-- Begin --

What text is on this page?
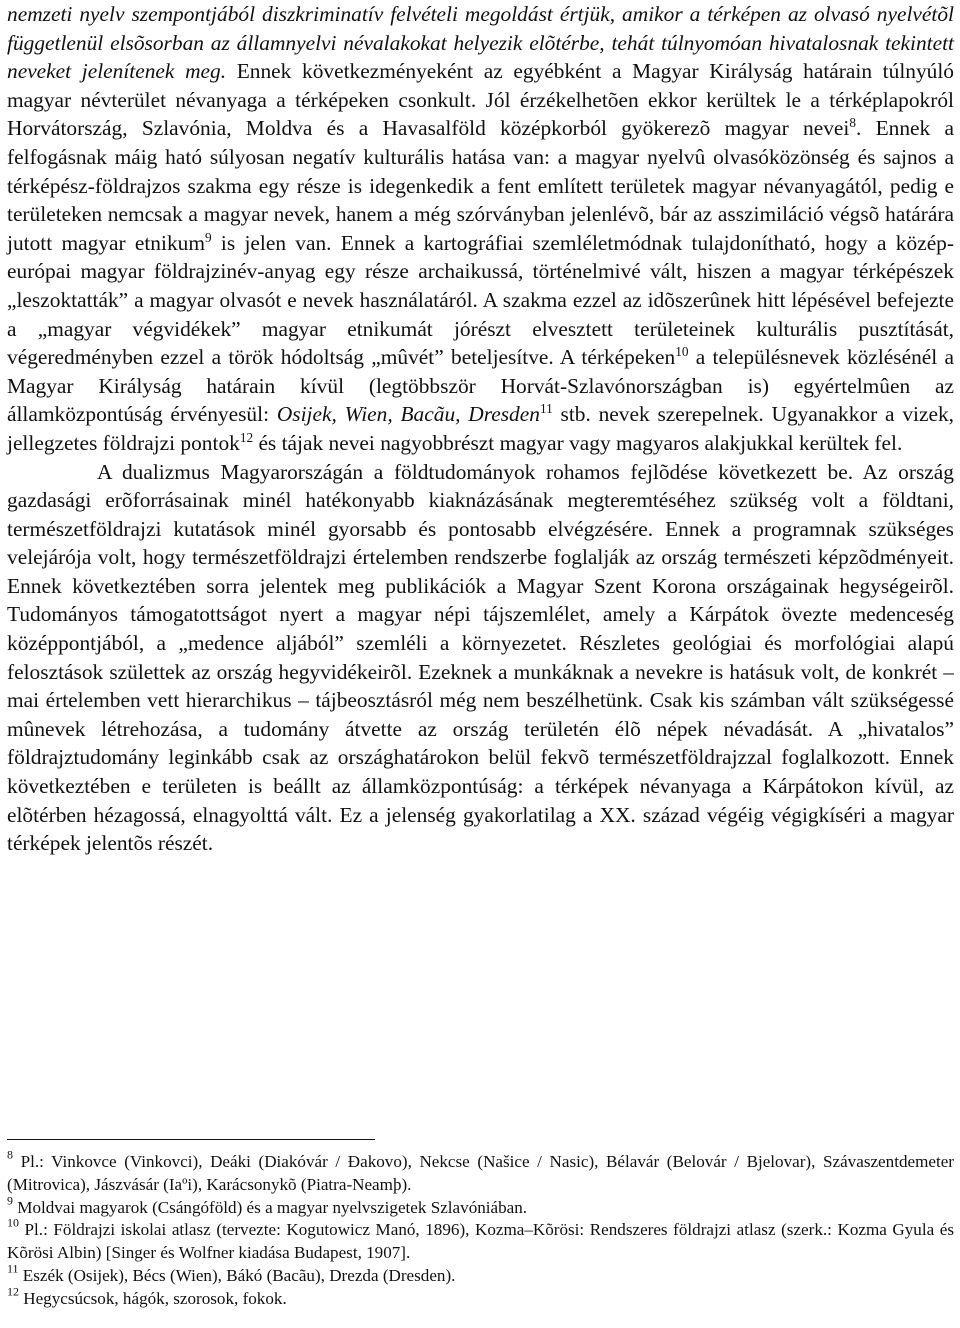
nemzeti nyelv szempontjából diszkriminatív felvételi megoldást értjük, amikor a térképen az olvasó nyelvétõl függetlenül elsõsorban az államnyelvi névalakokat helyezik elõtérbe, tehát túlnyomóan hivatalosnak tekintett neveket jelenítenek meg. Ennek következményeként az egyébként a Magyar Királyság határain túlnyúló magyar névterület névanyaga a térképeken csonkult. Jól érzékelhetõen ekkor kerültek le a térképlapokról Horvátország, Szlavónia, Moldva és a Havasalföld középkorból gyökerezõ magyar nevei$^8$. Ennek a felfogásnak máig ható súlyosan negatív kulturális hatása van: a magyar nyelvû olvasóközönség és sajnos a térképész-földrajzos szakma egy része is idegenkedik a fent említett területek magyar névanyagától, pedig e területeken nemcsak a magyar nevek, hanem a még szórványban jelenlévõ, bár az asszimiláció végsõ határára jutott magyar etnikum$^9$ is jelen van. Ennek a kartográfiai szemléletmódnak tulajdonítható, hogy a közép-európai magyar földrajzinév-anyag egy része archaikussá, történelmivé vált, hiszen a magyar térképészek „leszoktatták” a magyar olvasót e nevek használatáról. A szakma ezzel az idõszerûnek hitt lépésével befejezte a „magyar végvidékek” magyar etnikumát jórészt elvesztett területeinek kulturális pusztítását, végeredményben ezzel a török hódoltság „mûvét” beteljesítve. A térképeken$^{10}$ a településnevek közlésénél a Magyar Királyság határain kívül (legtöbbször Horvát-Szlavónországban is) egyértelmûen az államközpontúság érvényesül: Osijek, Wien, Bacãu, Dresden$^{11}$ stb. nevek szerepelnek. Ugyanakkor a vizek, jellegzetes földrajzi pontok$^{12}$ és tájak nevei nagyobbrészt magyar vagy magyaros alakjukkal kerültek fel.

A dualizmus Magyarországán a földtudományok rohamos fejlõdése következett be. Az ország gazdasági erõforrásainak minél hatékonyabb kiaknázásának megteremtéséhez szükség volt a földtani, természetföldrajzi kutatások minél gyorsabb és pontosabb elvégzésére. Ennek a programnak szükséges velejárója volt, hogy természetföldrajzi értelemben rendszerbe foglalják az ország természeti képzõdményeit. Ennek következtében sorra jelentek meg publikációk a Magyar Szent Korona országainak hegységeirõl. Tudományos támogatottságot nyert a magyar népi tájszemlélet, amely a Kárpátok övezte medenceség középpontjából, a „medence aljából” szemléli a környezetet. Részletes geológiai és morfológiai alapú felosztások születtek az ország hegyvidékeirõl. Ezeknek a munkáknak a nevekre is hatásuk volt, de konkrét – mai értelemben vett hierarchikus – tájbeosztásról még nem beszélhetünk. Csak kis számban vált szükségessé mûnevek létrehozása, a tudomány átvette az ország területén élõ népek névadását. A „hivatalos” földrajztudomány leginkább csak az országhatárokon belül fekvõ természetföldrajzzal foglalkozott. Ennek következtében e területen is beállt az államközpontúság: a térképek névanyaga a Kárpátokon kívül, az elõtérben hézagossá, elnagyolttá vált. Ez a jelenség gyakorlatilag a XX. század végéig végigkíséri a magyar térképek jelentõs részét.

$^8$ Pl.: Vinkovce (Vinkovci), Deáki (Diakóvár / Đakovo), Nekcse (Našice / Nasic), Bélavár (Belovár / Bjelovar), Szávaszentdemeter (Mitrovica), Jászvásár (Iaºi), Karácsonykõ (Piatra-Neamþ).

$^9$ Moldvai magyarok (Csángóföld) és a magyar nyelvszigetek Szlavóniában.

$^{10}$ Pl.: Földrajzi iskolai atlasz (tervezte: Kogutowicz Manó, 1896), Kozma–Kõrösi: Rendszeres földrajzi atlasz (szerk.: Kozma Gyula és Kõrösi Albin) [Singer és Wolfner kiadása Budapest, 1907].

$^{11}$ Eszék (Osijek), Bécs (Wien), Bákó (Bacãu), Drezda (Dresden).

$^{12}$ Hegycsúcsok, hágók, szorosok, fokok.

-- End --

→ Exercise task: Write out all the entries word for word, but skip any images.

→ Finished answer:
What text is on this page?
nemzeti nyelv szempontjából diszkriminatív felvételi megoldást értjük, amikor a térképen az olvasó nyelvétõl függetlenül elsõsorban az államnyelvi névalakokat helyezik elõtérbe, tehát túlnyomóan hivatalosnak tekintett neveket jelenítenek meg. Ennek következményeként az egyébként a Magyar Királyság határain túlnyúló magyar névterület névanyaga a térképeken csonkult. Jól érzékelhetõen ekkor kerültek le a térképlapokról Horvátország, Szlavónia, Moldva és a Havasalföld középkorból gyökerezõ magyar nevei$^8$. Ennek a felfogásnak máig ható súlyosan negatív kulturális hatása van: a magyar nyelvû olvasóközönség és sajnos a térképész-földrajzos szakma egy része is idegenkedik a fent említett területek magyar névanyagától, pedig e területeken nemcsak a magyar nevek, hanem a még szórványban jelenlévõ, bár az asszimiláció végsõ határára jutott magyar etnikum$^9$ is jelen van. Ennek a kartográfiai szemléletmódnak tulajdonítható, hogy a közép-európai magyar földrajzinév-anyag egy része archaikussá, történelmivé vált, hiszen a magyar térképészek „leszoktatták” a magyar olvasót e nevek használatáról. A szakma ezzel az idõszerûnek hitt lépésével befejezte a „magyar végvidékek” magyar etnikumát jórészt elvesztett területeinek kulturális pusztítását, végeredményben ezzel a török hódoltság „mûvét” beteljesítve. A térképeken$^{10}$ a településnevek közlésénél a Magyar Királyság határain kívül (legtöbbször Horvát-Szlavónországban is) egyértelmûen az államközpontúság érvényesül: Osijek, Wien, Bacãu, Dresden$^{11}$ stb. nevek szerepelnek. Ugyanakkor a vizek, jellegzetes földrajzi pontok$^{12}$ és tájak nevei nagyobbrészt magyar vagy magyaros alakjukkal kerültek fel.

A dualizmus Magyarországán a földtudományok rohamos fejlõdése következett be. Az ország gazdasági erõforrásainak minél hatékonyabb kiaknázásának megteremtéséhez szükség volt a földtani, természetföldrajzi kutatások minél gyorsabb és pontosabb elvégzésére. Ennek a programnak szükséges velejárója volt, hogy természetföldrajzi értelemben rendszerbe foglalják az ország természeti képzõdményeit. Ennek következtében sorra jelentek meg publikációk a Magyar Szent Korona országainak hegységeirõl. Tudományos támogatottságot nyert a magyar népi tájszemlélet, amely a Kárpátok övezte medenceség középpontjából, a „medence aljából” szemléli a környezetet. Részletes geológiai és morfológiai alapú felosztások születtek az ország hegyvidékeirõl. Ezeknek a munkáknak a nevekre is hatásuk volt, de konkrét – mai értelemben vett hierarchikus – tájbeosztásról még nem beszélhetünk. Csak kis számban vált szükségessé mûnevek létrehozása, a tudomány átvette az ország területén élõ népek névadását. A „hivatalos” földrajztudomány leginkább csak az országhatárokon belül fekvõ természetföldrajzzal foglalkozott. Ennek következtében e területen is beállt az államközpontúság: a térképek névanyaga a Kárpátokon kívül, az elõtérben hézagossá, elnagyolttá vált. Ez a jelenség gyakorlatilag a XX. század végéig végigkíséri a magyar térképek jelentõs részét.

$^8$ Pl.: Vinkovce (Vinkovci), Deáki (Diakóvár / Đakovo), Nekcse (Našice / Nasic), Bélavár (Belovár / Bjelovar), Szávaszentdemeter (Mitrovica), Jászvásár (Iaºi), Karácsonykõ (Piatra-Neamþ).

$^9$ Moldvai magyarok (Csángóföld) és a magyar nyelvszigetek Szlavóniában.

$^{10}$ Pl.: Földrajzi iskolai atlasz (tervezte: Kogutowicz Manó, 1896), Kozma–Kõrösi: Rendszeres földrajzi atlasz (szerk.: Kozma Gyula és Kõrösi Albin) [Singer és Wolfner kiadása Budapest, 1907].

$^{11}$ Eszék (Osijek), Bécs (Wien), Bákó (Bacãu), Drezda (Dresden).

$^{12}$ Hegycsúcsok, hágók, szorosok, fokok.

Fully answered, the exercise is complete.